Exercise aim:
Gather the lines from the material that contain "коммунальному".

(Saved entries)
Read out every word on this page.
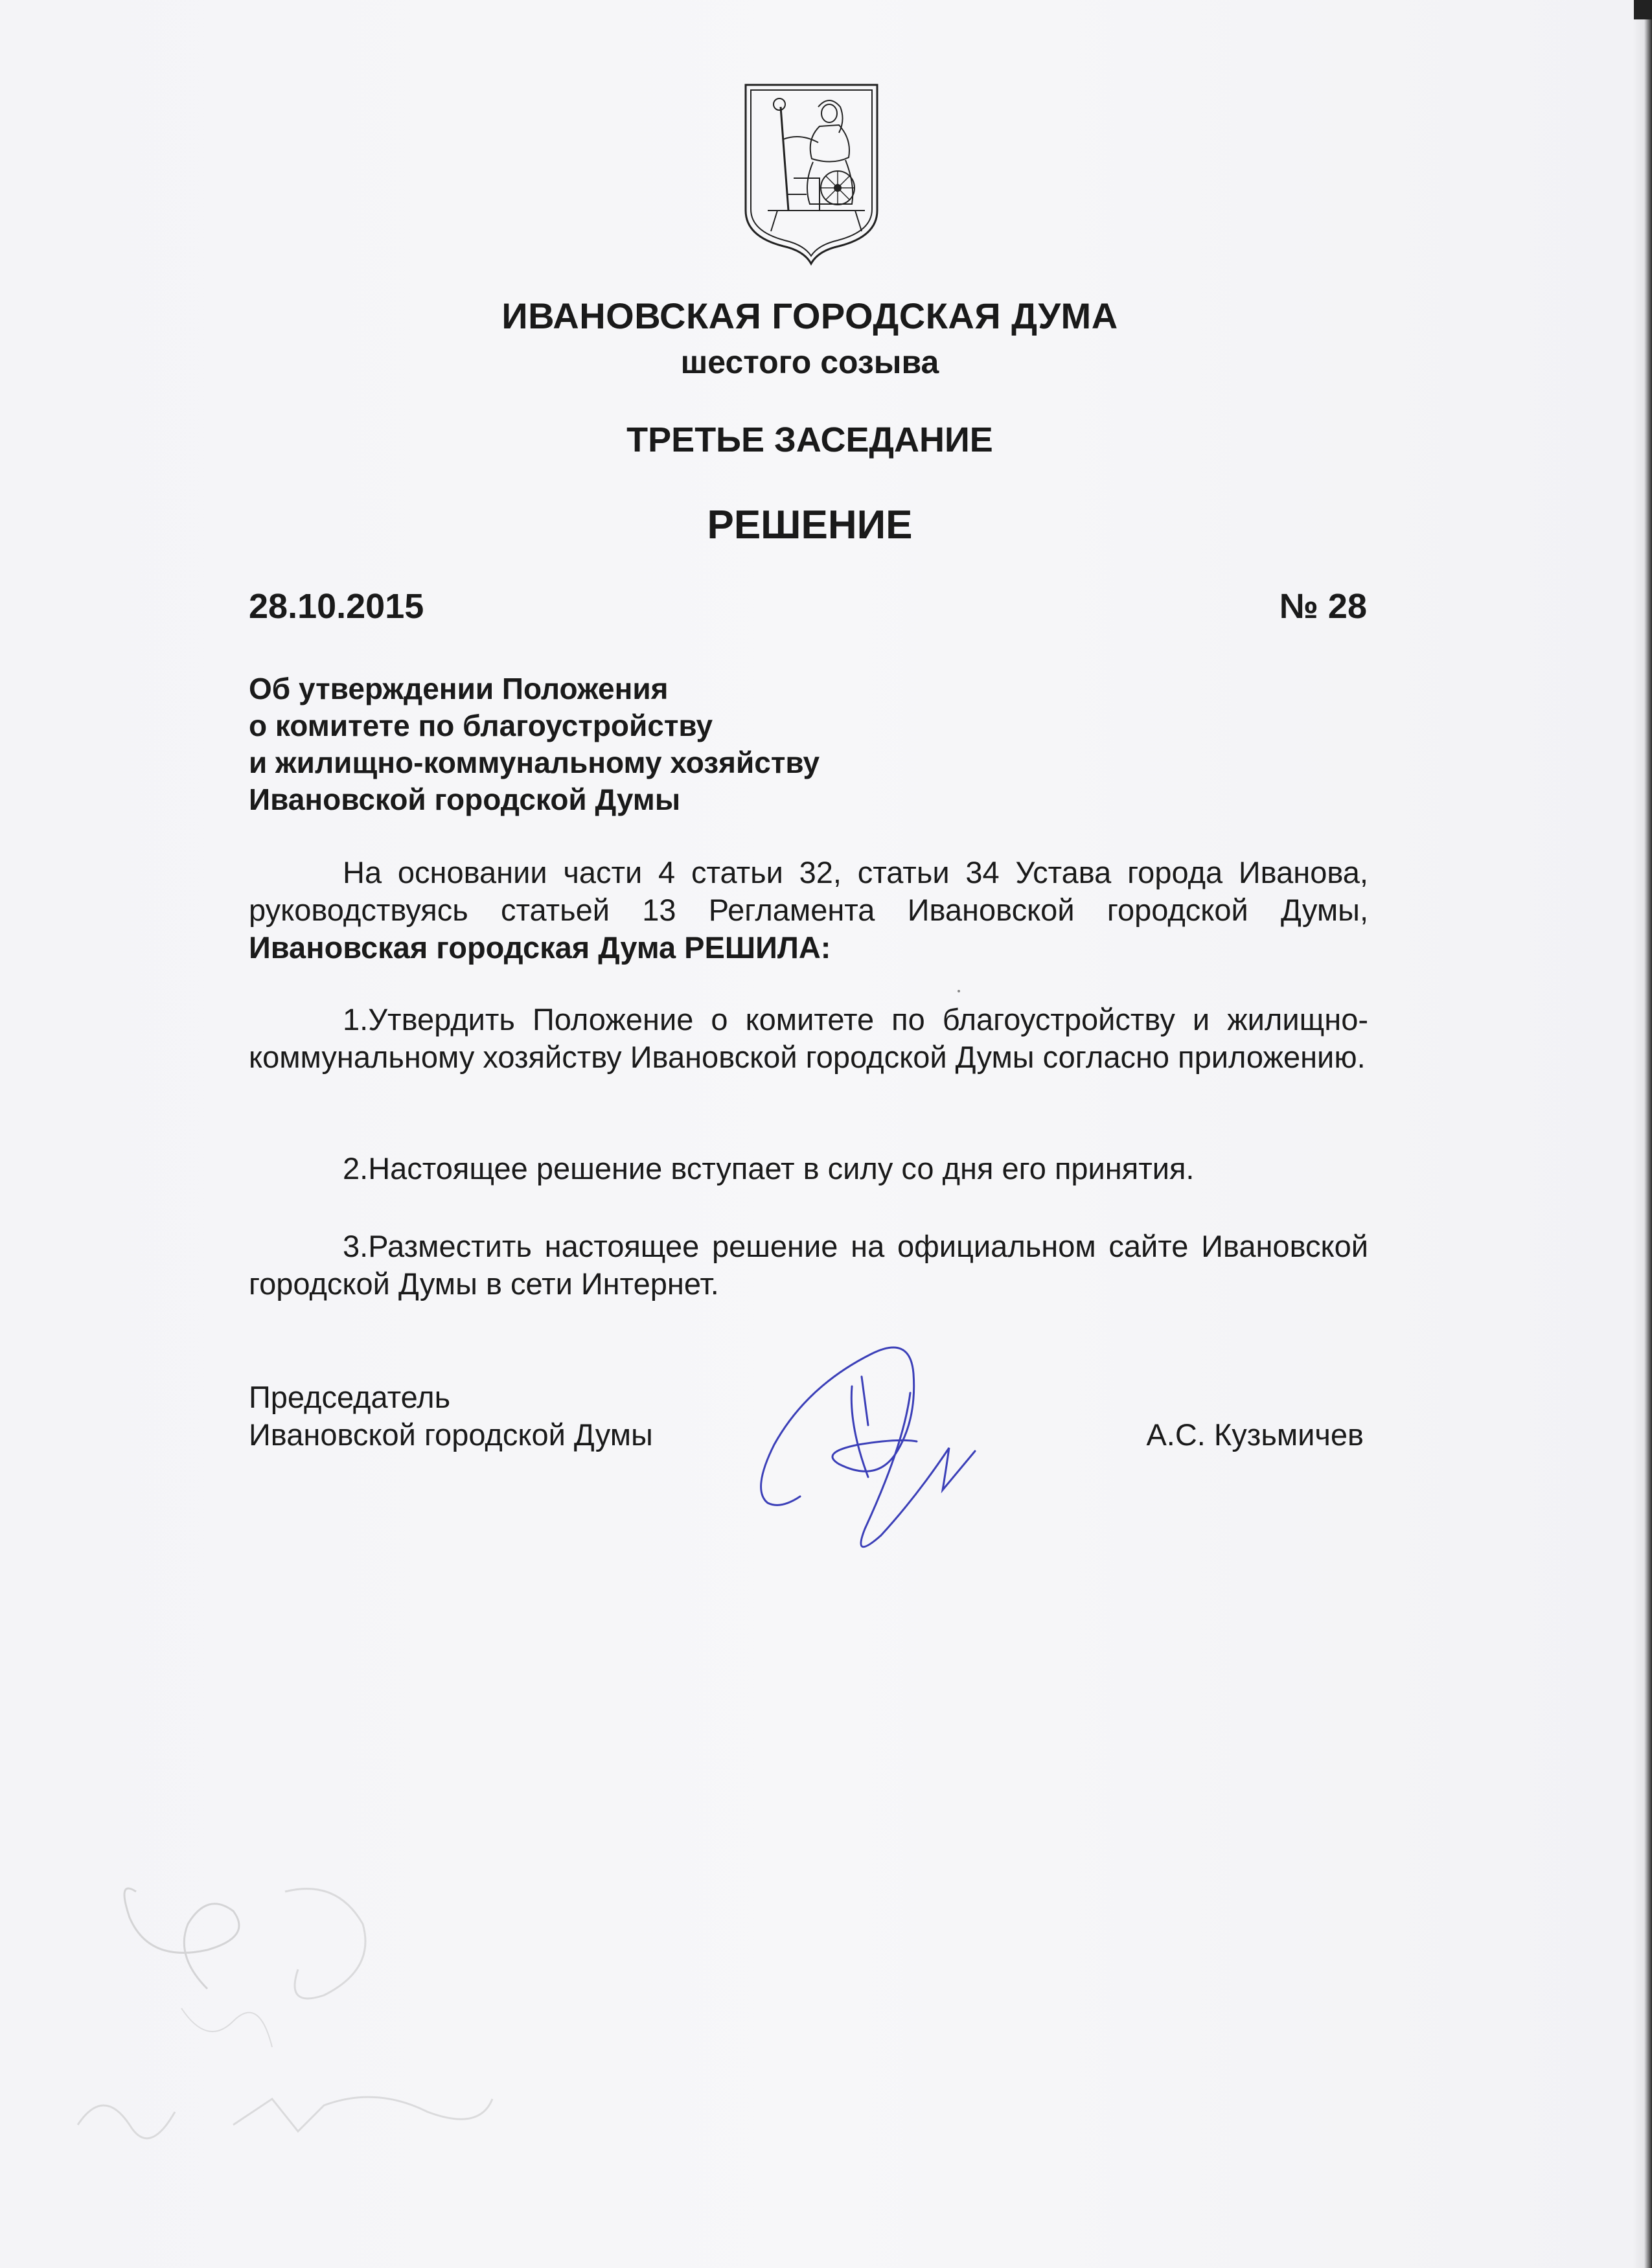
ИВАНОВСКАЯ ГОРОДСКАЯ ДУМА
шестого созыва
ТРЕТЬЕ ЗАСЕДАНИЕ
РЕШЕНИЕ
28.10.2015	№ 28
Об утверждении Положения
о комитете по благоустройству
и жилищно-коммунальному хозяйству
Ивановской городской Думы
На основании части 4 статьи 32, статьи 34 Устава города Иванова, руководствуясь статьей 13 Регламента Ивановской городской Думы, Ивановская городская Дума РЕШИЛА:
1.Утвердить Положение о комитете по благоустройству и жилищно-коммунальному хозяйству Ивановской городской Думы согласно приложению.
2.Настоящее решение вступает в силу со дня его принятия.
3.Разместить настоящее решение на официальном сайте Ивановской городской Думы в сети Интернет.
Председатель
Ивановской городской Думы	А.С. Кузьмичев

Result:
и жилищно-коммунальному хозяйству
1.Утвердить Положение о комитете по благоустройству и жилищно-коммунальному хозяйству Ивановской городской Думы согласно приложению.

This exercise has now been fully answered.